* Start Listing *
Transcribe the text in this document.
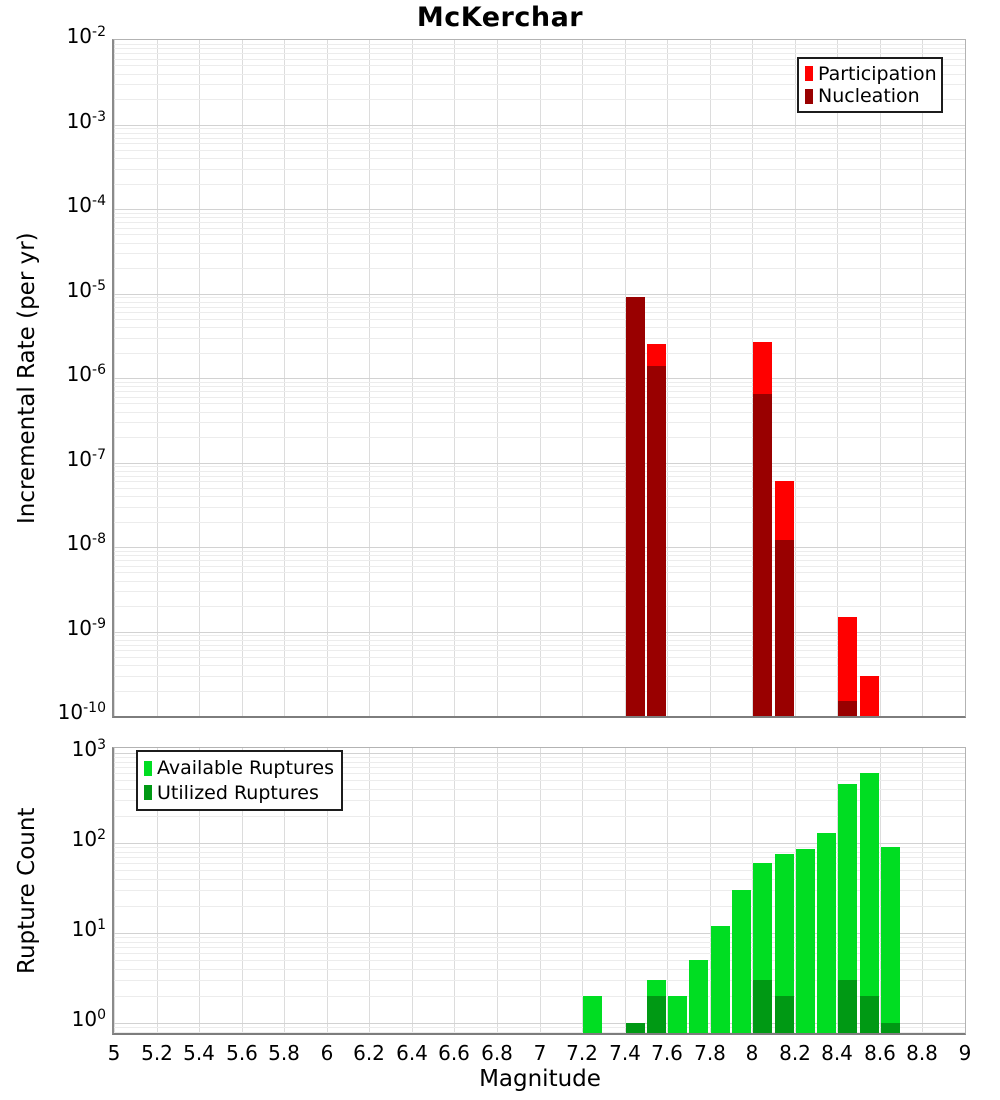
McKerchar
Incremental Rate (per yr)
Rupture Count
Participation
Nucleation
Available Ruptures
Utilized Ruptures
Magnitude
$10^{-2}$
$10^{-3}$
$10^{-4}$
$10^{-5}$
$10^{-6}$
$10^{-7}$
$10^{-8}$
$10^{-9}$
$10^{-10}$
$10^3$
$10^2$
$10^1$
$10^0$
5	5.2 5.4 5.6 5.8	6 6.2 6.4 6.6 6.8	7 7.2 7.4 7.6 7.8 8	8.2 8.4 8.6 8.8	9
* End Listing *
* **Goal**: Leave the pictures out and reproduce each record exactly as written.

* **Written response**:
Transcribe the text in this document.
McKerchar
Incremental Rate (per yr)
Rupture Count
Participation
Nucleation
Available Ruptures
Utilized Ruptures
Magnitude
$10^{-2}$
$10^{-3}$
$10^{-4}$
$10^{-5}$
$10^{-6}$
$10^{-7}$
$10^{-8}$
$10^{-9}$
$10^{-10}$
$10^3$
$10^2$
$10^1$
$10^0$
5	5.2 5.4 5.6 5.8	6 6.2 6.4 6.6 6.8	7 7.2 7.4 7.6 7.8 8	8.2 8.4 8.6 8.8	9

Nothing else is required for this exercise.